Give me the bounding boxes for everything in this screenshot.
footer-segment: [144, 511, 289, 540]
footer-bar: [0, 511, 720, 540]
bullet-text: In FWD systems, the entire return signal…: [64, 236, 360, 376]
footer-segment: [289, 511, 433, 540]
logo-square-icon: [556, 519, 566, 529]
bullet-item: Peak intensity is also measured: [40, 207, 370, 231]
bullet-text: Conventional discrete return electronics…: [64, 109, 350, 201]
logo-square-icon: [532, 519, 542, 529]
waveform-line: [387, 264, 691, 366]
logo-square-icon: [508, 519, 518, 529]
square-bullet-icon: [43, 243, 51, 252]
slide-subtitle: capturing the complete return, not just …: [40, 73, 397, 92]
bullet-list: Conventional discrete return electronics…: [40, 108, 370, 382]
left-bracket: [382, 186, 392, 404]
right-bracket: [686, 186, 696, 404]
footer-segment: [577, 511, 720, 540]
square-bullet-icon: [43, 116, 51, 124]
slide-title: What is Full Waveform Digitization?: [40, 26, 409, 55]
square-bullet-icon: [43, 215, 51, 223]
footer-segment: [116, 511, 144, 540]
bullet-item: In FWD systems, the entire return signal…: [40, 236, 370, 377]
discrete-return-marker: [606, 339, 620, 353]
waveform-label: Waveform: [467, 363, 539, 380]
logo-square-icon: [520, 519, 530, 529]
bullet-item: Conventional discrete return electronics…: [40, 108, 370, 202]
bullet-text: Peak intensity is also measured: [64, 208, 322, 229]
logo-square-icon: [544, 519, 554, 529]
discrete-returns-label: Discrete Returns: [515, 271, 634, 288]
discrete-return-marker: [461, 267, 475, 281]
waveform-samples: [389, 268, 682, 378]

——————

# Exercise objective
Please reproduce the whole listing above line for line, with every character unchanged.

# Result
Give me the bounding boxes for everything in this screenshot.
footer-segment: [144, 511, 289, 540]
footer-bar: [0, 511, 720, 540]
bullet-text: In FWD systems, the entire return signal…: [64, 236, 360, 376]
footer-segment: [289, 511, 433, 540]
logo-square-icon: [556, 519, 566, 529]
bullet-item: Peak intensity is also measured: [40, 207, 370, 231]
bullet-text: Conventional discrete return electronics…: [64, 109, 350, 201]
logo-square-icon: [532, 519, 542, 529]
waveform-line: [387, 264, 691, 366]
logo-square-icon: [508, 519, 518, 529]
square-bullet-icon: [43, 243, 51, 252]
slide-subtitle: capturing the complete return, not just …: [40, 73, 397, 92]
bullet-list: Conventional discrete return electronics…: [40, 108, 370, 382]
left-bracket: [382, 186, 392, 404]
right-bracket: [686, 186, 696, 404]
footer-segment: [577, 511, 720, 540]
square-bullet-icon: [43, 116, 51, 124]
slide-title: What is Full Waveform Digitization?: [40, 26, 409, 55]
square-bullet-icon: [43, 215, 51, 223]
footer-segment: [116, 511, 144, 540]
bullet-item: In FWD systems, the entire return signal…: [40, 236, 370, 377]
discrete-return-marker: [606, 339, 620, 353]
waveform-label: Waveform: [467, 363, 539, 380]
logo-square-icon: [520, 519, 530, 529]
bullet-item: Conventional discrete return electronics…: [40, 108, 370, 202]
bullet-text: Peak intensity is also measured: [64, 208, 322, 229]
logo-square-icon: [544, 519, 554, 529]
discrete-returns-label: Discrete Returns: [515, 271, 634, 288]
discrete-return-marker: [461, 267, 475, 281]
waveform-samples: [389, 268, 682, 378]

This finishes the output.